* Task material
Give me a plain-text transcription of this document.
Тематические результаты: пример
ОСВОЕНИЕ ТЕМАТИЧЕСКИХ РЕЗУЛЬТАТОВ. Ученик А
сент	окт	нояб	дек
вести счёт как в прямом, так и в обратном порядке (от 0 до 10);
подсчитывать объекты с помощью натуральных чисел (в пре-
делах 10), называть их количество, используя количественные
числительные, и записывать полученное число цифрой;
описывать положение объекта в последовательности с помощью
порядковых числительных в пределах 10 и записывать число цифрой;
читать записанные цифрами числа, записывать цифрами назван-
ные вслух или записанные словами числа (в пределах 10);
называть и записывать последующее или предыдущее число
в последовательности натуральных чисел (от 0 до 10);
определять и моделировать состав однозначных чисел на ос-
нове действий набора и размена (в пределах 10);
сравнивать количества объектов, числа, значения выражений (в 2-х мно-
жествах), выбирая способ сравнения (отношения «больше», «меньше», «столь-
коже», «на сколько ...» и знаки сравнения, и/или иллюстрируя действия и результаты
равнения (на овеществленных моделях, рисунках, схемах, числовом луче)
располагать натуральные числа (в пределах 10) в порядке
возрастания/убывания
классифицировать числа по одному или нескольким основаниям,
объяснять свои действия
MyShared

* Task to carry out
Every record above should be output exactly.

* Answer for this exercise
Give me a plain-text transcription of this document.
Тематические результаты: пример
ОСВОЕНИЕ ТЕМАТИЧЕСКИХ РЕЗУЛЬТАТОВ. Ученик А
сент	окт	нояб	дек
вести счёт как в прямом, так и в обратном порядке (от 0 до 10);
подсчитывать объекты с помощью натуральных чисел (в пре-
делах 10), называть их количество, используя количественные
числительные, и записывать полученное число цифрой;
описывать положение объекта в последовательности с помощью
порядковых числительных в пределах 10 и записывать число цифрой;
читать записанные цифрами числа, записывать цифрами назван-
ные вслух или записанные словами числа (в пределах 10);
называть и записывать последующее или предыдущее число
в последовательности натуральных чисел (от 0 до 10);
определять и моделировать состав однозначных чисел на ос-
нове действий набора и размена (в пределах 10);
сравнивать количества объектов, числа, значения выражений (в 2-х мно-
жествах), выбирая способ сравнения (отношения «больше», «меньше», «столь-
коже», «на сколько ...» и знаки сравнения, и/или иллюстрируя действия и результаты
равнения (на овеществленных моделях, рисунках, схемах, числовом луче)
располагать натуральные числа (в пределах 10) в порядке
возрастания/убывания
классифицировать числа по одному или нескольким основаниям,
объяснять свои действия
MyShared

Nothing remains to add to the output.